# START OF Excerpt provided

To start with, I have already read various postings on dealing with what seem like relatively small SVN corruptions. I am posting this because we are concerned that the sheer number of corruptions implies our methodology is flawed or alternatively our recovery options leading to success are more limited.
We are currently running a VisualSVN 2.1.3 repository (SVN 1.6.12) that is approximately 8 years old with approximately 50,000 revisions running on a windows file share for FSFS backing. Based on VSVN history, it is highly likely that the very early portion of the repository was running on a prior version of VSVN since the earliest revisions predate the currently running version release date.
The repository has many subprojects. People tend to work on a subtree rather than the entire repo.
As part of upgrading some of our internal tools and infrastructure we encountered various industry standard tools reporting the missing trailing newline issue on the repo unless we limited them to the last 1500 or so revisions. It is critical to note, that until we ran these tools there was nothing indicating any issue to the dev team on a day to day basis.
So we started running svnadmin verify which immediately highligted the 3rd commit as invalid, and the 4th, and the 11th and so on. After a while of attempting to manually find the good point, we wrote a script to call svnadmin verify -r X on each individual revision.
In the end it reports that over 1,000 of our commits are non-verifiable (we realize that 1 bad revision will also force the next revision for any of the impacted files to also be non-verifiable, at a minimum doubling the corrpution count). The corruptions are scattered across the bulk of the timeline, from 8 years ago to mostly 6 years ago (there is one bad commit in the last 2 years)
- This seems rather high for a repository that for the most part appears to be functioning - is there a flaw in our verification plan?

# END OF Excerpt provided
# START OF Excerpted data

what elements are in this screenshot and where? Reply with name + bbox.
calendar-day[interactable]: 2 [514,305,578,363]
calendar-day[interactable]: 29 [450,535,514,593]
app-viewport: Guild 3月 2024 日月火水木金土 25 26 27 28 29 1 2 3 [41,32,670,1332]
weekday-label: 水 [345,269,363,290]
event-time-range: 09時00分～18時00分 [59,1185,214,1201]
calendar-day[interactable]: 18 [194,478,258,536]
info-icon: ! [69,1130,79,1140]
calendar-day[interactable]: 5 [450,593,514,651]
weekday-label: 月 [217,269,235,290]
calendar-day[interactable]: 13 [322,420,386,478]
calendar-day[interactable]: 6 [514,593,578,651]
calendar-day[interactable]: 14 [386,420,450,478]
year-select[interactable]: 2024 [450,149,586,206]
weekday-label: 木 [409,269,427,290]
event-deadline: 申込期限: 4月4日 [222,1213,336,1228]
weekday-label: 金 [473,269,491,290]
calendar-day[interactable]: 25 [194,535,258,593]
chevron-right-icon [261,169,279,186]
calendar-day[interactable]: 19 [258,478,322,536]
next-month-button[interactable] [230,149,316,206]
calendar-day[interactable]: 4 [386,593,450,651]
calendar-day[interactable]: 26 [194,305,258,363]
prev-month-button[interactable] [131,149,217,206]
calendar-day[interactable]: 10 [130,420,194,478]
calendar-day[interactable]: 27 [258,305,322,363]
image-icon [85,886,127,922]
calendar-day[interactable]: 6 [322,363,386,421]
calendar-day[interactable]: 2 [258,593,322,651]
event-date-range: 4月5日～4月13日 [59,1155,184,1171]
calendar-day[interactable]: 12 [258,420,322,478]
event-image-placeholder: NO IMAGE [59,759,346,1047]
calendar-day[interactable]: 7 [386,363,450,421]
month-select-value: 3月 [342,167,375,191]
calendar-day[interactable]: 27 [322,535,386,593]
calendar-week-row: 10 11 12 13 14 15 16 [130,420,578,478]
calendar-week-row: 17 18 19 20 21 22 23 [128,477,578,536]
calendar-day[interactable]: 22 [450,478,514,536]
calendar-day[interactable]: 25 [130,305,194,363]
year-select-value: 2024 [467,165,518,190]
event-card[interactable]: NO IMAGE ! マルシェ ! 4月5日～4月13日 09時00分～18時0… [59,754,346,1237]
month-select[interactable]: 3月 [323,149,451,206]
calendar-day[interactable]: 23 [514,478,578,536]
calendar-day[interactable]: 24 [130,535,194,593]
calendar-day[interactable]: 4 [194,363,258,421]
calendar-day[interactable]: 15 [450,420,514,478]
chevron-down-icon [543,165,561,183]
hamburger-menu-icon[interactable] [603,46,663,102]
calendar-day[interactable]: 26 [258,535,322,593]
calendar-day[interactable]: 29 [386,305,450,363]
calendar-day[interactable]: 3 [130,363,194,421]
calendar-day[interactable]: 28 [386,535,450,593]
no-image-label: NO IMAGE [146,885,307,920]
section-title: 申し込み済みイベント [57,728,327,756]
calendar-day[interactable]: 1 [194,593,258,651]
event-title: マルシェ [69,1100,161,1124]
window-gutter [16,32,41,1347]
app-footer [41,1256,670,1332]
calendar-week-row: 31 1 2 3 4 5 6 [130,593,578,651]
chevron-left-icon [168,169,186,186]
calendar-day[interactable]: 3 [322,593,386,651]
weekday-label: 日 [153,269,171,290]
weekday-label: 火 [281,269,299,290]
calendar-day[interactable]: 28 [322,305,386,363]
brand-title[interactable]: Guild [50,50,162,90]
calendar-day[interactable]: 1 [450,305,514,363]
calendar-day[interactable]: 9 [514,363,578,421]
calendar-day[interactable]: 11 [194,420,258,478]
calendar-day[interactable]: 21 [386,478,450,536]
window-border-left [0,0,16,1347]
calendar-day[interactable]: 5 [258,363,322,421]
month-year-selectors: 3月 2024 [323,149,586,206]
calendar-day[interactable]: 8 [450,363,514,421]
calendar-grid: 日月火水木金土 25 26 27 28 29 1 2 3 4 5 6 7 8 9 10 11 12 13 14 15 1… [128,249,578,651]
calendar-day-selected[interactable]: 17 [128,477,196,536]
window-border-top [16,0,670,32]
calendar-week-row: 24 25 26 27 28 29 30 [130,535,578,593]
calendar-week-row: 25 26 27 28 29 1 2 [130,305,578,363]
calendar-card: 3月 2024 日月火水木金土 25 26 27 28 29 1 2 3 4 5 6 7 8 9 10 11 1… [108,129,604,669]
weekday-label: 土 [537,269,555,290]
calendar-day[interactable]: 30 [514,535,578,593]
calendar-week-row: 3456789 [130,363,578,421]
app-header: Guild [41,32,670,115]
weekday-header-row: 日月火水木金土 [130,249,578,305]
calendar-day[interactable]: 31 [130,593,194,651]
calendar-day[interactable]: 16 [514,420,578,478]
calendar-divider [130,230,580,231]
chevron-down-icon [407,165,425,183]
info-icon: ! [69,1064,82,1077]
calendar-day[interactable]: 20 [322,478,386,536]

# END OF Excerpted data

* [Required work]:
[A] Write out the part of the SVN corruption post from "So we started" up to and including "our verification plan?".
[B] In the SVN corruption post, why does the poster think the earliest part of the repository probably ran on an older version of VisualSVN? Answer in one to three sentences.
[C] Please proceed with the SVN corruption post, picking up right after its final sentence.

* [Answers per task]:
[A]
So we started running svnadmin verify which immediately highligted the 3rd commit as invalid, and the 4th, and the 11th and so on. After a while of attempting to manually find the good point, we wrote a script to call svnadmin verify -r X on each individual revision.
In the end it reports that over 1,000 of our commits are non-verifiable (we realize that 1 bad revision will also force the next revision for any of the impacted files to also be non-verifiable, at a minimum doubling the corrpution count). The corruptions are scattered across the bulk of the timeline, from 8 years ago to mostly 6 years ago (there is one bad commit in the last 2 years)
- This seems rather high for a repository that for the most part appears to be functioning - is there a flaw in our verification plan?

[B] The poster bases this on the VisualSVN history. The earliest revisions in the repository predate the release date of the version now in use, so those revisions were likely made under an earlier version.

[C]
- Assuming not, this seems like a high number, and the only articles we could find on the topic imply big commits could be a problem, but we seem to have a much more frequent issue than big commits.
At this point, we have only completed the verification phase to identify the bad revisions, but are not yet clear on which code is impacted. It may be all the corruptions are on dead projects/branches, or not.
We are looking to see which methodology is recommended based on the number of corruptions/size of repository. All recovery options include upgrading to a newer VSVN version and improving our SVN maintenance practices.
Option A - Incremental Dump/Load/Compare - now that we have identified all the bad revisions we could do incremental dumps skipping the bad ones. We can then load this dump into a new repo, svn diff the two repos and see what doesn't match and patch the remaining differences. We would lose some history, but depending on corruption specifics we could either be manually patching a LOT of files or maybe very few depending on if they are relevant anymore. But a lot of manual work.
Option B - Export/Import - attempt to export the current revision of repo into a new repo, losing all the history. Would still do a compare for sanity but would not anticipate a lot of diffs.
Option C?
Thank you!